(SOURCE TEXT)
CPF top-ups, deductions continue for man missing for 23 years

Source: Straits Times
Article Date: 14 Aug 2019
Author: Joanna Seow

He is deemed alive and eligible for benefits as he hasn't been registered as dead: CPF Board.

Central Provident Fund (CPF) payments and other assistance have been going to a man who has been missing for 23 years because he has yet to be officially declared dead.

Mr Boo Meng Hock has received a total of about $15,000 in cash and CPF top-ups, which have offset MediShield Life premium deductions of about $7,300, the CPF Board said last Wednesday.

It has continued the payments because Mr Boo has not been registered as dead with the Immigration and Checkpoints Authority (ICA).

Until that happens, he is presumed to be alive and eligible for benefits - and liable for deductions.

The board's clarification came in response to a Facebook post by Mr Boo's daughter, Ms Emily Boo, also known on Facebook as Yukimi Wu.

On Aug 5, Ms Boo posted a photo of a police report made in 1996 about her father's disappearance. He was in his 50s.

Ms Boo said the CPF Board has been deducting money annually from her father's account for MediShield, but the family cannot stop this as they have no death certificate. "We suspected he has been murdered, but his body hasn't been found. There is no proper burial for him. We assumed he is still alive."

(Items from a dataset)
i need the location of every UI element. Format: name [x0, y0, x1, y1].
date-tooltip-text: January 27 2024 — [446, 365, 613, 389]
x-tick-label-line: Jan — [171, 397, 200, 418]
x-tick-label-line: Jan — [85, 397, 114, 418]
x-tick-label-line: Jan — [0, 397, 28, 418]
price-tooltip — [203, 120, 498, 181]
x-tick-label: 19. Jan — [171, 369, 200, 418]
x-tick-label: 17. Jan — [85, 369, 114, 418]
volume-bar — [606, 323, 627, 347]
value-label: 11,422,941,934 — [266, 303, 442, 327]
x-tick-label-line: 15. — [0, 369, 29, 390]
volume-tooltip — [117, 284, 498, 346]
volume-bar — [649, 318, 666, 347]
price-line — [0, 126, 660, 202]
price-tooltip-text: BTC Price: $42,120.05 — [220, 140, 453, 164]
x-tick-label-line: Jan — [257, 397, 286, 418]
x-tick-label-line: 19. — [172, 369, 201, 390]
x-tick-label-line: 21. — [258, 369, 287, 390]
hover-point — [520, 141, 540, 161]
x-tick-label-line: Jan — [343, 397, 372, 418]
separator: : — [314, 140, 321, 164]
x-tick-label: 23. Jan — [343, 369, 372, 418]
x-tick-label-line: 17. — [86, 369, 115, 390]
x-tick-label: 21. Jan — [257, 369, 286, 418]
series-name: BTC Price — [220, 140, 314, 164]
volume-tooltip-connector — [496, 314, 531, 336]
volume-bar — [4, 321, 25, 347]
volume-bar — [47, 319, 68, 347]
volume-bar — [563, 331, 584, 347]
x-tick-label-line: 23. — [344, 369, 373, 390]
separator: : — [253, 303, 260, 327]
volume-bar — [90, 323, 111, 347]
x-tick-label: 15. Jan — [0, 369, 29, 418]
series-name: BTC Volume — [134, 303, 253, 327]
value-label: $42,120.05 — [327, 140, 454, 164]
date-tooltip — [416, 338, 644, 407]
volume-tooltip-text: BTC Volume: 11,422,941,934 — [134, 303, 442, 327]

(PROBLEM SET)
a – Answer these questions using the article about the missing man's CPF payments:
(i) About how much has Mr Boo received in cash and CPF top-ups?
(ii) With which authority has Mr Boo not been registered as dead?
(iii) In what year was the police report about his disappearance made?
b – Extend the article about the missing man's CPF payments, picking up right after its final sentence.

(SET OF ANSWERS)
a –
(i) About $15,000.
(ii) The Immigration and Checkpoints Authority (ICA).
(iii) 1996.

b –
He was last seen by friends at Singapore Island Country Club, where he worked as a caddy, Ms Boo said.

The CPF Board's response came after Ms Emily Boo posted a photo of a 1996 police report on the disappearance of her father, Mr Boo Meng Hock. PHOTO: YUKIMI WU/FACEBOOK

Although missing people are usually presumed dead if they have not been heard from for seven years, a court order is needed to obtain a presumption of death certificate.

Ms Boo said her family did not apply for this as the legal fees were too high. The CPF Board has urged her to obtain the court order and submit it to the ICA as soon as possible.

When a Singaporean or permanent resident's death is registered, the CPF Board will be notified. CPF savings are then distributed to the person's nominees or sent to the Public Trustee to distribute. Those who need financial assistance can approach the Legal Aid Bureau, said the CPF Board.

"We empathise with Ms Boo and the situation that her family is facing... We have reached out to Ms Boo to explain the steps to declare her father as deceased," it said.

It said neither Ms Boo nor other family members have sought its help with the premium deductions.

Funds Mr Boo received over the years include Pioneer Generation, GST (goods and services tax) voucher and other government Medisave top-ups amounting to $7,000, as well as GST vouchers and SG Bonus in cash totalling $4,600, it added.